AIM OF THE EXERCISE:
The answer must be every line from the listing that holds the string "genome".
(DATA Opens)
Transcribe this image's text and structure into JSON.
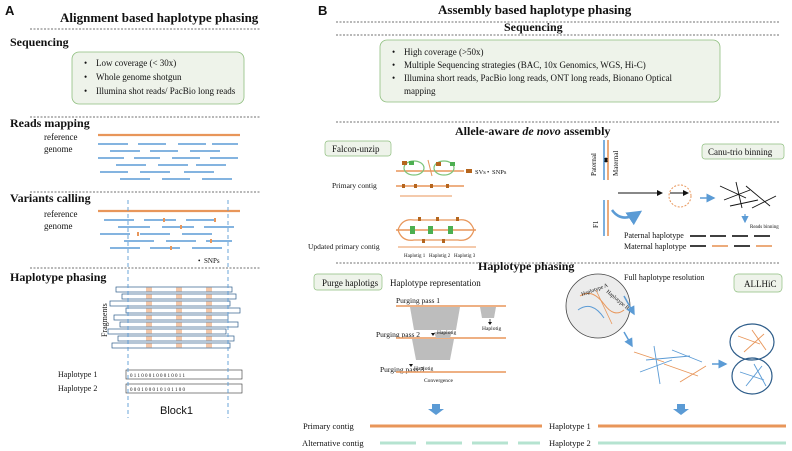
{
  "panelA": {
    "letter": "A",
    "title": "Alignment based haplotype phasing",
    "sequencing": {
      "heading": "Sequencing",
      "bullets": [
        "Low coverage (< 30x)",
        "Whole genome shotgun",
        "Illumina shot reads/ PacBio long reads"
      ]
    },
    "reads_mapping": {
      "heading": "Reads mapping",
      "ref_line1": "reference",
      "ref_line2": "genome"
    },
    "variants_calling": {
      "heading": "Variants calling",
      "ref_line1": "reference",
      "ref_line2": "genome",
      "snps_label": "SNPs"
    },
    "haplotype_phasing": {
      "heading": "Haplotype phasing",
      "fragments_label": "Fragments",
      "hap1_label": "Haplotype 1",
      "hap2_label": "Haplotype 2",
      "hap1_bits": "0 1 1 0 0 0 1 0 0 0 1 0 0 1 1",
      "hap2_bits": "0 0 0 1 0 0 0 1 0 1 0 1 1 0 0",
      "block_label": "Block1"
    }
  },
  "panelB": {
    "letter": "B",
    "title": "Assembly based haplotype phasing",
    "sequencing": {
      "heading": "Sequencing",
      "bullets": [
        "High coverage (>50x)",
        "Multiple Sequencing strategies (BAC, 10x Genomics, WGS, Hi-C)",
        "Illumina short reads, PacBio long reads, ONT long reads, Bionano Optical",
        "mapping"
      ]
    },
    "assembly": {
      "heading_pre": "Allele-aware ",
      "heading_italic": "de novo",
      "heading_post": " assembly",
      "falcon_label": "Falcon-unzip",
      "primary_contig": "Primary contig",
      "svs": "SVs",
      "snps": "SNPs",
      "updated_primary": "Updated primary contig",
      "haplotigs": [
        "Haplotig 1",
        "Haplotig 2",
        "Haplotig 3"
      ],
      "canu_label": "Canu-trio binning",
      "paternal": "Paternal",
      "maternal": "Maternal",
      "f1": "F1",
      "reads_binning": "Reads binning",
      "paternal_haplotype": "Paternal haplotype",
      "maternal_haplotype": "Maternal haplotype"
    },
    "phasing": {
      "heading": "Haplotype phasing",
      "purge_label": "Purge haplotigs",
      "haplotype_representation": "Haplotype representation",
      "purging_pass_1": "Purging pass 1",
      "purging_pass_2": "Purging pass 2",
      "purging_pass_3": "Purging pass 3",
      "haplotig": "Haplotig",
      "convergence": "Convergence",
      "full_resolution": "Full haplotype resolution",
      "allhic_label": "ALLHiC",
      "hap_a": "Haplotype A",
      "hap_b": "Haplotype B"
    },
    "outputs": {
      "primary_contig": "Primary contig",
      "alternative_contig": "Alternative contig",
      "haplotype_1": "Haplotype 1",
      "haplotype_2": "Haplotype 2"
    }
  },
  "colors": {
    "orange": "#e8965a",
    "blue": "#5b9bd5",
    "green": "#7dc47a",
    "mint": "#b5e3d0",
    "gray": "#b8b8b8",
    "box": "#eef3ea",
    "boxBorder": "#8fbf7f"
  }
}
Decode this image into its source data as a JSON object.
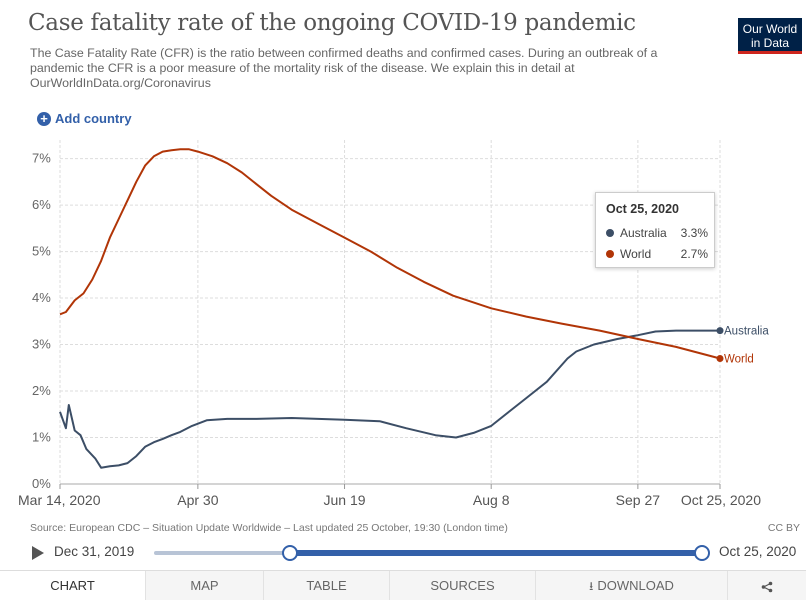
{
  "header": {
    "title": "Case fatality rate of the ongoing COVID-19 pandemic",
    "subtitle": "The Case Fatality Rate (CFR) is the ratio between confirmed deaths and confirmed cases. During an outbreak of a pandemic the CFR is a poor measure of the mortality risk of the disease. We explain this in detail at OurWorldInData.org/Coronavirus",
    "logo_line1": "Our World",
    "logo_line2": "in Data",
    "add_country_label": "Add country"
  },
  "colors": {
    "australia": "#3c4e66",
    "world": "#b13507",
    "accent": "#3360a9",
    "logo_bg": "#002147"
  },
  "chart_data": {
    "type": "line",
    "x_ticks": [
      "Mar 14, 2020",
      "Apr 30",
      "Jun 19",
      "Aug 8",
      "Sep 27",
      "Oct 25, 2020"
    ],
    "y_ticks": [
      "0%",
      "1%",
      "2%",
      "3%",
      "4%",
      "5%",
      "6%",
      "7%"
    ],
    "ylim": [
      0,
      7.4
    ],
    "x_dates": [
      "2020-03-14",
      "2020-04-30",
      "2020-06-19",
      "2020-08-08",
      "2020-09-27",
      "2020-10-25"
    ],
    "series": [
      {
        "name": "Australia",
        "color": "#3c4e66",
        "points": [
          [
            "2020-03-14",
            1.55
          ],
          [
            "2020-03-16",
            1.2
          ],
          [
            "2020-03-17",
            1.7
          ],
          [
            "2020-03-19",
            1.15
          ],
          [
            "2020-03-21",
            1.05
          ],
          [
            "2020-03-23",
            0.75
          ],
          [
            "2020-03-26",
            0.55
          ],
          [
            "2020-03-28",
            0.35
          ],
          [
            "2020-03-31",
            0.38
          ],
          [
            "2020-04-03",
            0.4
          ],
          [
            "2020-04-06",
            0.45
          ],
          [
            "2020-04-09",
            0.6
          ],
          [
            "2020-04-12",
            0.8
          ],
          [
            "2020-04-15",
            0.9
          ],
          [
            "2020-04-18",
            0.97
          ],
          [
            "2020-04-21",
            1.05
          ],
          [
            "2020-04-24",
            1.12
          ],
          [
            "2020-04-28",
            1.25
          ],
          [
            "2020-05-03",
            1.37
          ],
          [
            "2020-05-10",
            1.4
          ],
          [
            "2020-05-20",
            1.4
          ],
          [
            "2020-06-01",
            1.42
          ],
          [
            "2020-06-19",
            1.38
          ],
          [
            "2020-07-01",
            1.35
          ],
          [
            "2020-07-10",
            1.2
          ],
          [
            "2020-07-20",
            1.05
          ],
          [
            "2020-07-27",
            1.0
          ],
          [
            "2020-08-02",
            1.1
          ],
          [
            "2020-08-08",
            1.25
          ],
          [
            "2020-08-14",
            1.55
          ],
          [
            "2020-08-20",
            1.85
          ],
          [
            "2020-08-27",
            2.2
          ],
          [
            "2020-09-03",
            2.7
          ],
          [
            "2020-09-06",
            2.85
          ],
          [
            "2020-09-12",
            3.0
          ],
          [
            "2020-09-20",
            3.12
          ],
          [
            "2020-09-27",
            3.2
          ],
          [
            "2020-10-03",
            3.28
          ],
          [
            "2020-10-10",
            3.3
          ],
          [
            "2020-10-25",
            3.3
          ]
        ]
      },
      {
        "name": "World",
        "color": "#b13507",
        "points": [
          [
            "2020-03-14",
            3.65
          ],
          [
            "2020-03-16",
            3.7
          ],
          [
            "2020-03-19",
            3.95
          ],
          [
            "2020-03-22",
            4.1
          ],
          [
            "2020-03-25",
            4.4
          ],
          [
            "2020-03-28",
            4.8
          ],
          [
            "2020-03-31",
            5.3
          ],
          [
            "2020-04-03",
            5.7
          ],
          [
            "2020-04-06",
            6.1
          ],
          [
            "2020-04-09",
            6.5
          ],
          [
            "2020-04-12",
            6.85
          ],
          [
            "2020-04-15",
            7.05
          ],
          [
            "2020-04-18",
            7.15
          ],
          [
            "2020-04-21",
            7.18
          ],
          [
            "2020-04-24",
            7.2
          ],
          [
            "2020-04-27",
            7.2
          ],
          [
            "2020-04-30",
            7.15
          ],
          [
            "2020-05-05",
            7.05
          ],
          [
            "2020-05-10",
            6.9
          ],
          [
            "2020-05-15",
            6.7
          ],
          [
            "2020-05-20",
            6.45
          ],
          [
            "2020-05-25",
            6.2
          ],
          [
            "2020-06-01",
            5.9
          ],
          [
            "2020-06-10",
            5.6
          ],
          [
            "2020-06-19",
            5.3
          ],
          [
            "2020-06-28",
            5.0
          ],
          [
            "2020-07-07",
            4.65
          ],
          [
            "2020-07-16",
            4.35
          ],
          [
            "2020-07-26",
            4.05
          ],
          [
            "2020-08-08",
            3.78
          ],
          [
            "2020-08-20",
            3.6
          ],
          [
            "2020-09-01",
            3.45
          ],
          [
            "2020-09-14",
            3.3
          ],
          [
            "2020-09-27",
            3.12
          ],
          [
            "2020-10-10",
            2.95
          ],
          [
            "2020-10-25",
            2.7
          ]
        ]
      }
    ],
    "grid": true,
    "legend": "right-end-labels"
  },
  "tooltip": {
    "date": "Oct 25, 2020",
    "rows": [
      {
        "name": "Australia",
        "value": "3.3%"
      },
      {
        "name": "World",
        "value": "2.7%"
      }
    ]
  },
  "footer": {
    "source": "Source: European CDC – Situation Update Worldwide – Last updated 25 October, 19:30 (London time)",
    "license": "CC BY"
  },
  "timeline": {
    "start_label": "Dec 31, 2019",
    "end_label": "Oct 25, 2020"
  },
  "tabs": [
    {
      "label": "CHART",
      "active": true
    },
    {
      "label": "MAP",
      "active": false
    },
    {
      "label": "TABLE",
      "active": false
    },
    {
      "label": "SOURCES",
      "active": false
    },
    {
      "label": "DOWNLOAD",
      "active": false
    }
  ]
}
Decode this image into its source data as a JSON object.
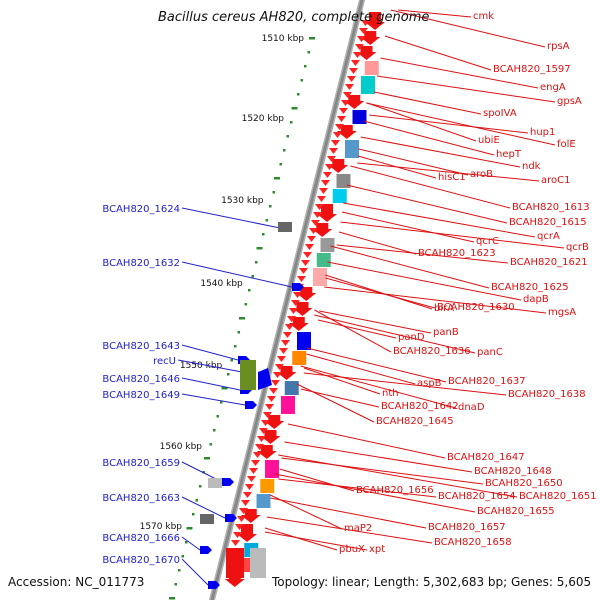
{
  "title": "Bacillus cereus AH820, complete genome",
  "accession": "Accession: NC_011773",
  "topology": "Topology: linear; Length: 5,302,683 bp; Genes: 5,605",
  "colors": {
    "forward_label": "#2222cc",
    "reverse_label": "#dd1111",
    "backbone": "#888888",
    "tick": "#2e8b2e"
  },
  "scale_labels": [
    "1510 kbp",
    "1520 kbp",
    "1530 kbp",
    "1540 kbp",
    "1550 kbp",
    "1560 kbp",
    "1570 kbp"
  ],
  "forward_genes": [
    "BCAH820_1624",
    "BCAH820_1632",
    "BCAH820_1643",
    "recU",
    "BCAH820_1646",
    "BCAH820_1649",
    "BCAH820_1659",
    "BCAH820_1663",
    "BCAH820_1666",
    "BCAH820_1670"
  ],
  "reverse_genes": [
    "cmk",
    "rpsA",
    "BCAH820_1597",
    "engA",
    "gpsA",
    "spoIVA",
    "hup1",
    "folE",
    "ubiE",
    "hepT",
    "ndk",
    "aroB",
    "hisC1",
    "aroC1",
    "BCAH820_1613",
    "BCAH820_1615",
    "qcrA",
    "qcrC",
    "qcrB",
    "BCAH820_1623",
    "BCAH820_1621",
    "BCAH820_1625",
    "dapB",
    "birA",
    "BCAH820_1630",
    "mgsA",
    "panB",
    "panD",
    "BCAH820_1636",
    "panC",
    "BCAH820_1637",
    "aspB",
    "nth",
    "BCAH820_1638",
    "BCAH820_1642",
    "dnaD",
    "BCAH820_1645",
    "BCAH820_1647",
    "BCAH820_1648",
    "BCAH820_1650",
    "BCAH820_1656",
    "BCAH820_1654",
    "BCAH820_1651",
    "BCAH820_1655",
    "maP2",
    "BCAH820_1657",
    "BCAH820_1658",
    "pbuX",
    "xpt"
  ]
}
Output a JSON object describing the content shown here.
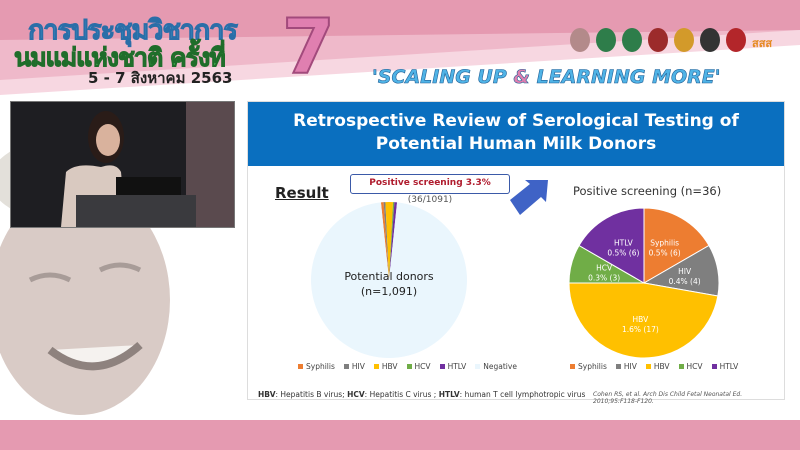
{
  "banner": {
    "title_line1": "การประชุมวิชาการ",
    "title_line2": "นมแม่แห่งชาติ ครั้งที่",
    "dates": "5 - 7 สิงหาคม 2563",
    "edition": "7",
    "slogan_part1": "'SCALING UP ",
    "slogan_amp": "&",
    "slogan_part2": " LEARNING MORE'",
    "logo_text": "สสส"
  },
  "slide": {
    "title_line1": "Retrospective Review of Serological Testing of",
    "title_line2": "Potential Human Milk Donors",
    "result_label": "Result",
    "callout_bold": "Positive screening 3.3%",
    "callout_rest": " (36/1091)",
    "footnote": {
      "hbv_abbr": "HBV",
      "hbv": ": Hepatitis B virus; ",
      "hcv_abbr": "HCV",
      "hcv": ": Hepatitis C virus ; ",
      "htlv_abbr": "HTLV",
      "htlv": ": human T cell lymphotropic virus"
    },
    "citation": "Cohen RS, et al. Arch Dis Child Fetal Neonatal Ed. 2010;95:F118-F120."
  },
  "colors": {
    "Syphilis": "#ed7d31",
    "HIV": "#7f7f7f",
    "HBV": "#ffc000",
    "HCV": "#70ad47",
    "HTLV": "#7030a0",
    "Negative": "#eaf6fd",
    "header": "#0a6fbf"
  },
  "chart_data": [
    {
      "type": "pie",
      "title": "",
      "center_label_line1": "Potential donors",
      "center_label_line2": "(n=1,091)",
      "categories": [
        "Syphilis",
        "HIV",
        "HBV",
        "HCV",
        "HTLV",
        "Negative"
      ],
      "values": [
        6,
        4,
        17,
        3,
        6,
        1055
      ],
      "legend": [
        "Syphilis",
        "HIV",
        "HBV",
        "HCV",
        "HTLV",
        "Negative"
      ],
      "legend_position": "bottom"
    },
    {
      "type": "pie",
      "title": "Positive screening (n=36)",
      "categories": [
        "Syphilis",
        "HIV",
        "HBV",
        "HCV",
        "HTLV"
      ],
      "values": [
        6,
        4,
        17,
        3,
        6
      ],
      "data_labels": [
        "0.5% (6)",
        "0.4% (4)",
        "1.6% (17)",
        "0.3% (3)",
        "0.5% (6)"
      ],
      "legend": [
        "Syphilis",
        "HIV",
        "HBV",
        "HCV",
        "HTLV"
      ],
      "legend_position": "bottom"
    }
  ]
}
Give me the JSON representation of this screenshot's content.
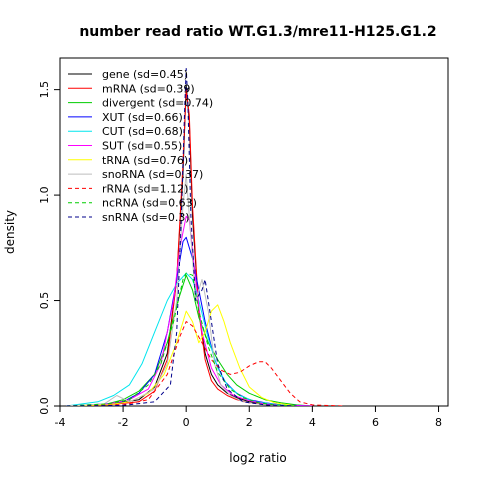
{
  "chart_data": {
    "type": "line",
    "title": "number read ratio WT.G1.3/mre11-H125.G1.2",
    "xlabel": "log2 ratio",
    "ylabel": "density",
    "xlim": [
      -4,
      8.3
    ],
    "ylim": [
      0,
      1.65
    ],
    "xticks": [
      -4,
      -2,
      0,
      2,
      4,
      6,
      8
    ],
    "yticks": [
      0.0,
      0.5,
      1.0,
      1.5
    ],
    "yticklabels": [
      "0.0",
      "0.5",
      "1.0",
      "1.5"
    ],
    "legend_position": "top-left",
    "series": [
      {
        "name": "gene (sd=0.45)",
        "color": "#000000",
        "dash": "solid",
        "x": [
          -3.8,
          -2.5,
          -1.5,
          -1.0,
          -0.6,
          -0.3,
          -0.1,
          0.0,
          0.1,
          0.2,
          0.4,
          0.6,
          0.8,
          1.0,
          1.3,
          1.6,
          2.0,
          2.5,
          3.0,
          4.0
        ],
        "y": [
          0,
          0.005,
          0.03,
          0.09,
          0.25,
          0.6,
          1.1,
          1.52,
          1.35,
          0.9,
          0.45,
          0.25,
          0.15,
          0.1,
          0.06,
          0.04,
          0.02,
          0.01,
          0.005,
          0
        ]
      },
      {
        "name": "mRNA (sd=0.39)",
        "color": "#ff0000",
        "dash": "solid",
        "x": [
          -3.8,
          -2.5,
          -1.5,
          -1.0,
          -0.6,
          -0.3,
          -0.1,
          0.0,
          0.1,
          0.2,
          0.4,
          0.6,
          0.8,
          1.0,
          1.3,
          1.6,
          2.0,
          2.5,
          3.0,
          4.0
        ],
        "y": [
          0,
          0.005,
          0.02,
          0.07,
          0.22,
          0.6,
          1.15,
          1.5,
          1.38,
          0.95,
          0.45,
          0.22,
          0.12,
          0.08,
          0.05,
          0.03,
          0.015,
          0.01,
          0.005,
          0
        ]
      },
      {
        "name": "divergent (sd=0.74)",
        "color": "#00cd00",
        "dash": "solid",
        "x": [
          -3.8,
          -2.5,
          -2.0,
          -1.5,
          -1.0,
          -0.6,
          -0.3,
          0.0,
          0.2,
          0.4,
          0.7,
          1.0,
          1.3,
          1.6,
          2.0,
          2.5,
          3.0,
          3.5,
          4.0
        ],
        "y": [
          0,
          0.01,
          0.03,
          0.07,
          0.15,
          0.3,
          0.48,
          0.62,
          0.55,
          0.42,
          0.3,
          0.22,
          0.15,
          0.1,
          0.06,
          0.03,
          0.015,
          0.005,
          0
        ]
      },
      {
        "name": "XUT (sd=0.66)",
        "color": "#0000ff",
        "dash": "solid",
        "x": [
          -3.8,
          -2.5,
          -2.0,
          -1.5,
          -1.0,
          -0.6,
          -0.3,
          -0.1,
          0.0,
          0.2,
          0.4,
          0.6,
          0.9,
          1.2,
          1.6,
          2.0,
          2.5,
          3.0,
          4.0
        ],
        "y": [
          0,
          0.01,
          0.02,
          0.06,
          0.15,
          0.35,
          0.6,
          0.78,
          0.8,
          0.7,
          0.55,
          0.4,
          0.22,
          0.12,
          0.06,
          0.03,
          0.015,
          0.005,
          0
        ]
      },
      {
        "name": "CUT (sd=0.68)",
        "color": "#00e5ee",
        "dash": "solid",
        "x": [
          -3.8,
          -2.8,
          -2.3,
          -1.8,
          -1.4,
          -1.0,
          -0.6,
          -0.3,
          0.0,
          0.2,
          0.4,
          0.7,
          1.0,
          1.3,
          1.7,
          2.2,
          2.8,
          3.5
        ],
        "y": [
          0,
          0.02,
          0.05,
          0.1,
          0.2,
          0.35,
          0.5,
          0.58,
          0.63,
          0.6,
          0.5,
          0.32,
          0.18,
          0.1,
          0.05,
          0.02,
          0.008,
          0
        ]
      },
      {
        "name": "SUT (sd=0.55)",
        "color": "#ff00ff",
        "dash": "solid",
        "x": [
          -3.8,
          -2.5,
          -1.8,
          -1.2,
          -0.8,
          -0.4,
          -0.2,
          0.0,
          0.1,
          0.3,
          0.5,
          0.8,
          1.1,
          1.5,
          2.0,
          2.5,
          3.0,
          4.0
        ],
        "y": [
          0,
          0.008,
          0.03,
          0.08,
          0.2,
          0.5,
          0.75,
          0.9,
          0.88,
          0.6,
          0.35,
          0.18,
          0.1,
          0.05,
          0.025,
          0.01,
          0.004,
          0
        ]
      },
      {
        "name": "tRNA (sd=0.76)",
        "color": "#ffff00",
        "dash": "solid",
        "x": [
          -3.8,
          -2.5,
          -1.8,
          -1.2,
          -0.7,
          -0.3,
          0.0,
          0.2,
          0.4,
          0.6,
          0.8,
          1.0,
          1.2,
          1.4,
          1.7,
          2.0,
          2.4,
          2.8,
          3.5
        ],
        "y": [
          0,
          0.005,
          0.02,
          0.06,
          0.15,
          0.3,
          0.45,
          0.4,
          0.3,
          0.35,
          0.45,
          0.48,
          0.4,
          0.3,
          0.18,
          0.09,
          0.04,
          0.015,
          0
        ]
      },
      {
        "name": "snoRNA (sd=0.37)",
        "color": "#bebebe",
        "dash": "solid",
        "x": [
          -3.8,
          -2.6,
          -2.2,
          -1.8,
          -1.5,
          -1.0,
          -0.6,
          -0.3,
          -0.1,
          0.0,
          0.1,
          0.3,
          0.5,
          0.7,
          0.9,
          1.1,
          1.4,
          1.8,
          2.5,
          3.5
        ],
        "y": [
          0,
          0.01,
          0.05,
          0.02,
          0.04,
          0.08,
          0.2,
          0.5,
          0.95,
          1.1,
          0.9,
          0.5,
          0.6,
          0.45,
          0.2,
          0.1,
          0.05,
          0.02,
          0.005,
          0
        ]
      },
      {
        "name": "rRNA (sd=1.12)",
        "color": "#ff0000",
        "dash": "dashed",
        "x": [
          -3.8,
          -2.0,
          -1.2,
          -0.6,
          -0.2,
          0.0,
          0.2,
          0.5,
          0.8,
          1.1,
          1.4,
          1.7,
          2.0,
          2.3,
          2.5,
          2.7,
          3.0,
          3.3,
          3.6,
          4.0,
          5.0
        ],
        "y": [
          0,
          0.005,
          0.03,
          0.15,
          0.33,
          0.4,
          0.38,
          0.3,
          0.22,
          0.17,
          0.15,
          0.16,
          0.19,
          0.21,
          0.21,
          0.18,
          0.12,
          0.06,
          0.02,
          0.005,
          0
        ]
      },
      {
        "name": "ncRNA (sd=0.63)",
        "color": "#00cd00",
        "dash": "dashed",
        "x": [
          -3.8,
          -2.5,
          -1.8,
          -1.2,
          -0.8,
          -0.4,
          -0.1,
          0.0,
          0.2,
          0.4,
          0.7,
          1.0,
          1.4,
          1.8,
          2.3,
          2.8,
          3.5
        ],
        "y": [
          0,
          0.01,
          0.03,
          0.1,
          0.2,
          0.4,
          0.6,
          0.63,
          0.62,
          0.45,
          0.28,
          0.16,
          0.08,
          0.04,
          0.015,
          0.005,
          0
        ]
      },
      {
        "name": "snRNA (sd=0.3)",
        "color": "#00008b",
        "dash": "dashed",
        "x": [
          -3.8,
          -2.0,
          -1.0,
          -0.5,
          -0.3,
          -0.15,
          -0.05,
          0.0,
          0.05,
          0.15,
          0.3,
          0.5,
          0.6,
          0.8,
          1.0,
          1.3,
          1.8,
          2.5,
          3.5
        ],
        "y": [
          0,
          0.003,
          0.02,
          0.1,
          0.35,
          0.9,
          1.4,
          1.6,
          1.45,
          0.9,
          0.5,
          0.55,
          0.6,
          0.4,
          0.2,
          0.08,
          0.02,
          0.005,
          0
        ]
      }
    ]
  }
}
(DATA Closes)
SOLUTION FOR THIS TASK:
        "Whole genome shotgun",
      "ref_line2": "genome"
      "ref_line2": "genome",
  "title": "Bacillus cereus AH820, complete genome",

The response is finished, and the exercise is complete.